— start —

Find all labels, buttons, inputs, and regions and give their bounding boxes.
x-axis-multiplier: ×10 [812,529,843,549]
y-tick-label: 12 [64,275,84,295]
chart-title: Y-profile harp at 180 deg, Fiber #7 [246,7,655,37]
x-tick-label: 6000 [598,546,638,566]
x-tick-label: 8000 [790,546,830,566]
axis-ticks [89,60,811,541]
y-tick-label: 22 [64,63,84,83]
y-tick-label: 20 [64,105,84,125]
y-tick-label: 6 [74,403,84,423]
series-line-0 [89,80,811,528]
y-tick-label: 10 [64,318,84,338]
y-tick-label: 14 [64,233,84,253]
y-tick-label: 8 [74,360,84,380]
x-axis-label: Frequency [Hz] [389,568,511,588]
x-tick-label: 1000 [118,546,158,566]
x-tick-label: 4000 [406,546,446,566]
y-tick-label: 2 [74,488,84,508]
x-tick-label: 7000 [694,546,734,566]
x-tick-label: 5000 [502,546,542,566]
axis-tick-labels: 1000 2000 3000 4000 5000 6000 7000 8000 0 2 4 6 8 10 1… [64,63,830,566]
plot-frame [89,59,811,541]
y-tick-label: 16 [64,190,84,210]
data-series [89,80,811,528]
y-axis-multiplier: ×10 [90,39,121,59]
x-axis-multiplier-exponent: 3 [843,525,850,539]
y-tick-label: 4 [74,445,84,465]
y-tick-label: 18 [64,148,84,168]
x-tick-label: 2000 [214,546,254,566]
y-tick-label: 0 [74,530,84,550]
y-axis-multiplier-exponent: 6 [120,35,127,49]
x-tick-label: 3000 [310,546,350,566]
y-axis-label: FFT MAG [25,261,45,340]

— end —

Turn the listing above into a Markdown table with the columns Row and Line. Put each line in its own row, number the rows, and leave out any blank lines.

◆ The response:
| Row | Line |
|---|---|
| 1 | Find all labels, buttons, inputs, and regions and give their bounding boxes. |
| 2 | x-axis-multiplier: ×10 [812,529,843,549] |
| 3 | y-tick-label: 12 [64,275,84,295] |
| 4 | chart-title: Y-profile harp at 180 deg, Fiber #7 [246,7,655,37] |
| 5 | x-tick-label: 6000 [598,546,638,566] |
| 6 | x-tick-label: 8000 [790,546,830,566] |
| 7 | axis-ticks [89,60,811,541] |
| 8 | y-tick-label: 22 [64,63,84,83] |
| 9 | y-tick-label: 20 [64,105,84,125] |
| 10 | y-tick-label: 6 [74,403,84,423] |
| 11 | series-line-0 [89,80,811,528] |
| 12 | y-tick-label: 10 [64,318,84,338] |
| 13 | y-tick-label: 14 [64,233,84,253] |
| 14 | y-tick-label: 8 [74,360,84,380] |
| 15 | x-axis-label: Frequency [Hz] [389,568,511,588] |
| 16 | x-tick-label: 1000 [118,546,158,566] |
| 17 | x-tick-label: 4000 [406,546,446,566] |
| 18 | y-tick-label: 2 [74,488,84,508] |
| 19 | x-tick-label: 7000 [694,546,734,566] |
| 20 | x-tick-label: 5000 [502,546,542,566] |
| 21 | axis-tick-labels: 1000 2000 3000 4000 5000 6000 7000 8000 0 2 4 6 8 10 1… [64,63,830,566] |
| 22 | plot-frame [89,59,811,541] |
| 23 | y-tick-label: 16 [64,190,84,210] |
| 24 | data-series [89,80,811,528] |
| 25 | y-axis-multiplier: ×10 [90,39,121,59] |
| 26 | x-axis-multiplier-exponent: 3 [843,525,850,539] |
| 27 | y-tick-label: 4 [74,445,84,465] |
| 28 | y-tick-label: 18 [64,148,84,168] |
| 29 | x-tick-label: 2000 [214,546,254,566] |
| 30 | y-tick-label: 0 [74,530,84,550] |
| 31 | y-axis-multiplier-exponent: 6 [120,35,127,49] |
| 32 | x-tick-label: 3000 [310,546,350,566] |
| 33 | y-axis-label: FFT MAG [25,261,45,340] |